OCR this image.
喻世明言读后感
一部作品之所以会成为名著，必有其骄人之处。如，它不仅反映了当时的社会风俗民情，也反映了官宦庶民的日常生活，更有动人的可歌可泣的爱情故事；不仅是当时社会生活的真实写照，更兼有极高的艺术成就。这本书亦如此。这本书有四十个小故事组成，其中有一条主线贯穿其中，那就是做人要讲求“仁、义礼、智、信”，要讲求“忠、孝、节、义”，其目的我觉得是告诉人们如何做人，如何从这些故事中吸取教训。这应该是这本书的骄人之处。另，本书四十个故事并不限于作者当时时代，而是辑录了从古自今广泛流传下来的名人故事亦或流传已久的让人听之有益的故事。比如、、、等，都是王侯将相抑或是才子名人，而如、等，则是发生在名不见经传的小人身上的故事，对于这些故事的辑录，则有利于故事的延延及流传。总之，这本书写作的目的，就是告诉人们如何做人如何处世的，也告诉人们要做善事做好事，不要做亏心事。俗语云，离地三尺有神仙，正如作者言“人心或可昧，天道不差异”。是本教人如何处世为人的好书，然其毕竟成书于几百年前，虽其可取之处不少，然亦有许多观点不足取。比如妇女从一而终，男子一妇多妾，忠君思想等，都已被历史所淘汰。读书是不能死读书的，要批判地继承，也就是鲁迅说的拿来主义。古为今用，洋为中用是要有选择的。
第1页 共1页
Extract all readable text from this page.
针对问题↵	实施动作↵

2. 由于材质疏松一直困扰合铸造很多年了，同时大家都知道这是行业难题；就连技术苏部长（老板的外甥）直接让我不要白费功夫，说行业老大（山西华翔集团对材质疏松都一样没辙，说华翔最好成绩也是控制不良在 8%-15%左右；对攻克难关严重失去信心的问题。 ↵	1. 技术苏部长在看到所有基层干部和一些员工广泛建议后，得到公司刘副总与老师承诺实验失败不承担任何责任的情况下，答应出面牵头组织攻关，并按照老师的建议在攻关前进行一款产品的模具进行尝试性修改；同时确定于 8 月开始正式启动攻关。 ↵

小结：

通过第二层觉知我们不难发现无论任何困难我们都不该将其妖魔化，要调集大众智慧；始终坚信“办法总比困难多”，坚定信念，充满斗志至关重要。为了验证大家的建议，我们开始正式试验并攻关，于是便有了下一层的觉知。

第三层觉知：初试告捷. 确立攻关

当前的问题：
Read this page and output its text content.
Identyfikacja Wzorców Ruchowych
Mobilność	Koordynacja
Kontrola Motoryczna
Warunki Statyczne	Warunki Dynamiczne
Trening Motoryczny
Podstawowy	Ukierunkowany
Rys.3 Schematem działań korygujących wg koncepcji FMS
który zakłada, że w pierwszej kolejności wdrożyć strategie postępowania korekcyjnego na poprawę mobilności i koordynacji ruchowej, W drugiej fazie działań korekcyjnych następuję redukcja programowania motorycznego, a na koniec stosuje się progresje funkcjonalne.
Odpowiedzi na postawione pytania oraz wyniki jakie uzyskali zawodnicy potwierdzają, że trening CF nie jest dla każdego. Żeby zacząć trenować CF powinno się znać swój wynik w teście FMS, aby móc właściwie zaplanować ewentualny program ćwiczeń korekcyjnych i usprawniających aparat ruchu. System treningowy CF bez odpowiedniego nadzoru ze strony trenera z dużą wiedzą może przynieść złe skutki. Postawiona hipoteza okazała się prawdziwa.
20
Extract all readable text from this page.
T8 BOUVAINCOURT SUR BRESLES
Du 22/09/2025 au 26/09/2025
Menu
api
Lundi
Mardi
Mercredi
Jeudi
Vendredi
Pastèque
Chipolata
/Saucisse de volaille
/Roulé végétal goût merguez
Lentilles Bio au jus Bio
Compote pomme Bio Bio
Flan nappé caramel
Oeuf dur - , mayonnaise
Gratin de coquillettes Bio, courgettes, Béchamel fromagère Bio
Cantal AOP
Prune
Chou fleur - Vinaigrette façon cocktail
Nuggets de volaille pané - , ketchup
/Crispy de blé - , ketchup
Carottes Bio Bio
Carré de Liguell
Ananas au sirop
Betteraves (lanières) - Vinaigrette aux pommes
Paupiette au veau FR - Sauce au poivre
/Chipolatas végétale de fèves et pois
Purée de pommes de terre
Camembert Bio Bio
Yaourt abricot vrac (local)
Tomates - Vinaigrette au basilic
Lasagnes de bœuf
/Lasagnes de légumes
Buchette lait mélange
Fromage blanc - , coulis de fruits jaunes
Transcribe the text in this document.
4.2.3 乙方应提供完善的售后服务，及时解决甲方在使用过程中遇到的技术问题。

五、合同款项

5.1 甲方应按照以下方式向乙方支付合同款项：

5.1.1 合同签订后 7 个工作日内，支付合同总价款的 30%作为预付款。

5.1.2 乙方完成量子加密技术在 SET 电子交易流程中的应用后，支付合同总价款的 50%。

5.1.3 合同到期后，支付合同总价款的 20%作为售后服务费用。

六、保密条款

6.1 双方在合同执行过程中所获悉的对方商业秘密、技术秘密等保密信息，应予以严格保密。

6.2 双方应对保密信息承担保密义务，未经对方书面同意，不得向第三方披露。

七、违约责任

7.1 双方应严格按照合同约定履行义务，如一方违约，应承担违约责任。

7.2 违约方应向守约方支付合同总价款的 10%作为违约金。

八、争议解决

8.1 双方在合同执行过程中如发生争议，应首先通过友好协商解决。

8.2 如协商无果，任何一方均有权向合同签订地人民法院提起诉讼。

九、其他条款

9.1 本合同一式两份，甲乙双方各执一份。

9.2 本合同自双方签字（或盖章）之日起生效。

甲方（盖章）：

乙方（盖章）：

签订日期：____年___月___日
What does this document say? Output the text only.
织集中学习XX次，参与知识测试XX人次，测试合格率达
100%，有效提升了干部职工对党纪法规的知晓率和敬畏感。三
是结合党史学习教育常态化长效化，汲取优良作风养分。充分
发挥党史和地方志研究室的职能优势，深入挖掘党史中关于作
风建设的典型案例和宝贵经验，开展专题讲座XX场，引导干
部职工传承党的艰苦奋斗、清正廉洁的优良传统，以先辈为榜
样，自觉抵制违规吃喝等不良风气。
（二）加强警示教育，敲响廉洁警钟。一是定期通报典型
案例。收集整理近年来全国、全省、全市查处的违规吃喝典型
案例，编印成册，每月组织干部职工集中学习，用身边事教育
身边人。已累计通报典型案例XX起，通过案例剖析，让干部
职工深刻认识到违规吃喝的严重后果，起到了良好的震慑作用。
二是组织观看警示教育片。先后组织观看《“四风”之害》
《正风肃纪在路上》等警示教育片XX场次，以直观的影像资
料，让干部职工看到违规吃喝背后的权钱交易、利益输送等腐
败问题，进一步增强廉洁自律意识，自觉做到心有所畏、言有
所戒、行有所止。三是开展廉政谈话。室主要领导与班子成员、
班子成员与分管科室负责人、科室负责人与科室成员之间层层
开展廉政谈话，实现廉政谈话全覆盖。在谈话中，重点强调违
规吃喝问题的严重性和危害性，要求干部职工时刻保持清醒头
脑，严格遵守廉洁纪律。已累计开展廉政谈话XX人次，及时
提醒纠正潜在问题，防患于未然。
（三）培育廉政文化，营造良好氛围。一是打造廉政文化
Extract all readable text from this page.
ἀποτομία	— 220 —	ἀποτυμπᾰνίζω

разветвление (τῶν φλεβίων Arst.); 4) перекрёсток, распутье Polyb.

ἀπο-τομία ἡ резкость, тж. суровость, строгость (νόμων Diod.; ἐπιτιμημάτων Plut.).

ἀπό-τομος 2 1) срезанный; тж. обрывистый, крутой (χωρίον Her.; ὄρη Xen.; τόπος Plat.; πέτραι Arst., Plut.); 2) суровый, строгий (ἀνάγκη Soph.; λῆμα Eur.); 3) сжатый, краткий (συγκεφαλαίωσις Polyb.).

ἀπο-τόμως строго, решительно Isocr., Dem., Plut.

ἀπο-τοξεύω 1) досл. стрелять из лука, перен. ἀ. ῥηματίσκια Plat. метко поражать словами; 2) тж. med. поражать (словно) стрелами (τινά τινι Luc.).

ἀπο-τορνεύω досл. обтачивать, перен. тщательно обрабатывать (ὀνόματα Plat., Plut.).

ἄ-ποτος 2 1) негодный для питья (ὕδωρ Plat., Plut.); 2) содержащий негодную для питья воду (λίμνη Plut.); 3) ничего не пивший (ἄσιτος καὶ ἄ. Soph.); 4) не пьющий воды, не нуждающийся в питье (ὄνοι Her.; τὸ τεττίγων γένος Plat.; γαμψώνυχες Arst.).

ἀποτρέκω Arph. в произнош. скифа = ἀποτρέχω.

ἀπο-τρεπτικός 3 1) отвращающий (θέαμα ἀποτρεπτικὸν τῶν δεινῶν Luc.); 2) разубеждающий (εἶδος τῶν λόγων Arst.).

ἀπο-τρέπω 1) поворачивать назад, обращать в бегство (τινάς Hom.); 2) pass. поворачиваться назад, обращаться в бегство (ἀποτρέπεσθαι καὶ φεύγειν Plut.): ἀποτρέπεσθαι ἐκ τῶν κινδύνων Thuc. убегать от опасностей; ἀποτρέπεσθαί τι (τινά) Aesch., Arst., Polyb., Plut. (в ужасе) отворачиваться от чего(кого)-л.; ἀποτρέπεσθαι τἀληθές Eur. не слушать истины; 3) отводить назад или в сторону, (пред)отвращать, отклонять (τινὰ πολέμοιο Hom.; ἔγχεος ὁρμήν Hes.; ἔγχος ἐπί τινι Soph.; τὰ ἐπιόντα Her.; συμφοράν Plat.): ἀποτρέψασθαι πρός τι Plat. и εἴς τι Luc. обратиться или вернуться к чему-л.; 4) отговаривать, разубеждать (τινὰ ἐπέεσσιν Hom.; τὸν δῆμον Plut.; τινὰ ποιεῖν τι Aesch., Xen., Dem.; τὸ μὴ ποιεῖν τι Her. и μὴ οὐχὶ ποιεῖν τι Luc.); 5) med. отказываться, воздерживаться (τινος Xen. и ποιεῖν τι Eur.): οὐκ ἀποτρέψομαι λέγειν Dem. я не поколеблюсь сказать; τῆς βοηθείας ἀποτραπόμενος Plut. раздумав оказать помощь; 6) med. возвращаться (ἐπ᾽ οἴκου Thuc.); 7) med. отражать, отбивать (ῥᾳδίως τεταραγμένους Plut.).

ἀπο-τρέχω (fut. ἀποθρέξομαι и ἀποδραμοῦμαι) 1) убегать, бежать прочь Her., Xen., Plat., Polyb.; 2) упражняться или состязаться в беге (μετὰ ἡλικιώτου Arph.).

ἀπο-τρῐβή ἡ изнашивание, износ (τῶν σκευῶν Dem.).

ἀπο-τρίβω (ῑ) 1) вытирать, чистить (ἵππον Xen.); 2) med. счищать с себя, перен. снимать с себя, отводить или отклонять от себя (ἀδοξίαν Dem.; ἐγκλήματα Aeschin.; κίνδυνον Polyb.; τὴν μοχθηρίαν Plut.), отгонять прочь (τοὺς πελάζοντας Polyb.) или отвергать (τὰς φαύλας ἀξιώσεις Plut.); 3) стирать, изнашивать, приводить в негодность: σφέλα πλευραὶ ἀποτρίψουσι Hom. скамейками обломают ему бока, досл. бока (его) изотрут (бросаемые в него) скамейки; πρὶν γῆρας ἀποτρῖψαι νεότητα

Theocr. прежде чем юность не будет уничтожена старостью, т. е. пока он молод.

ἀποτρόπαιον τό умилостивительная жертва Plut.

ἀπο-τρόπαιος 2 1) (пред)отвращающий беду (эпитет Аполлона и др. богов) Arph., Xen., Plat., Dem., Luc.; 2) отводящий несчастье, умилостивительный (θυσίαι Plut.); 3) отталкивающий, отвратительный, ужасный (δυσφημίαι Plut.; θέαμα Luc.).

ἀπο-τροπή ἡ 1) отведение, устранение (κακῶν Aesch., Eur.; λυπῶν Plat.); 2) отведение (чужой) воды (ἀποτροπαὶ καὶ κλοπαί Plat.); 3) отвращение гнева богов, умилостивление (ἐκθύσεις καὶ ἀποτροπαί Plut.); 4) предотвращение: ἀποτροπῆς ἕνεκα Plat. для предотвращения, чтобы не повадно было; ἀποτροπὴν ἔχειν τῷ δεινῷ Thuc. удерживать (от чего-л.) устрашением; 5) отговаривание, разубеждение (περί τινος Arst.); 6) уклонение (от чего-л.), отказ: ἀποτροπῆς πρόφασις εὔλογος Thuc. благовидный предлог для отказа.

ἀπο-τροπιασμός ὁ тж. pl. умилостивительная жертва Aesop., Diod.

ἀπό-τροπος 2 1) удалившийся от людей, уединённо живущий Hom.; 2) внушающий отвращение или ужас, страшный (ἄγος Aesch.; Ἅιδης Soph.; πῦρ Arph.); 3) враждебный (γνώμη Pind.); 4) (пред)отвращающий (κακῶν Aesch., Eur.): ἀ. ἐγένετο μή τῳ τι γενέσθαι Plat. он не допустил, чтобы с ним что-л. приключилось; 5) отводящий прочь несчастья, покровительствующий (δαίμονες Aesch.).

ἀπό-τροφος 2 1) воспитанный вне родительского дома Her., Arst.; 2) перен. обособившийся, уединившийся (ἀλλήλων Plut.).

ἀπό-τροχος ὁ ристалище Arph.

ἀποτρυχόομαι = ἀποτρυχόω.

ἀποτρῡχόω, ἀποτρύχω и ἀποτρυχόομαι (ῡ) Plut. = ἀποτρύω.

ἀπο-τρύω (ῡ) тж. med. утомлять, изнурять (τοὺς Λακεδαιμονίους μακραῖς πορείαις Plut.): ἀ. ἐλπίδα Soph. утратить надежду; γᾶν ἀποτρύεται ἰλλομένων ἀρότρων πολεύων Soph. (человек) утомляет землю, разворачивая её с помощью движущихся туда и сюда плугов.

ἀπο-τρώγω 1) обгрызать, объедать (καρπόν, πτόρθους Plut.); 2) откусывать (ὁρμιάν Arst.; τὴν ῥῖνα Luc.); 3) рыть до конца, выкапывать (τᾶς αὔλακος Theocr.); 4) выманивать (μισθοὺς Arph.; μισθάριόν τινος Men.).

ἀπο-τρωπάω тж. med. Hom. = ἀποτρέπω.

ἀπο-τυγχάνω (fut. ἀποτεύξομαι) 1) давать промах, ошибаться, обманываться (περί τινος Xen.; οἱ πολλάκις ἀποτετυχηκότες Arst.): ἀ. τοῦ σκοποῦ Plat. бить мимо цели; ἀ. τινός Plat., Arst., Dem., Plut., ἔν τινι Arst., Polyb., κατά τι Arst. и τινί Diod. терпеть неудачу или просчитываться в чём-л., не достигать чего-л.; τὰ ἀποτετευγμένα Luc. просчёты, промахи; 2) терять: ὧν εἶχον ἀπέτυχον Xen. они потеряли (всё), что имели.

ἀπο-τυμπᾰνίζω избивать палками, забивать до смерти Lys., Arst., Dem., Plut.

◆ ◆ ◆ ◆

**TASK GOAL**: Which lines of the material contain the string "умилостивительная"? List each of them.

**REPLY**:
ἀποτρόπαιον τό умилостивительная жертва Plut.
ἀπο-τροπιασμός ὁ тж. pl. умилостивительная жертва Aesop., Diod.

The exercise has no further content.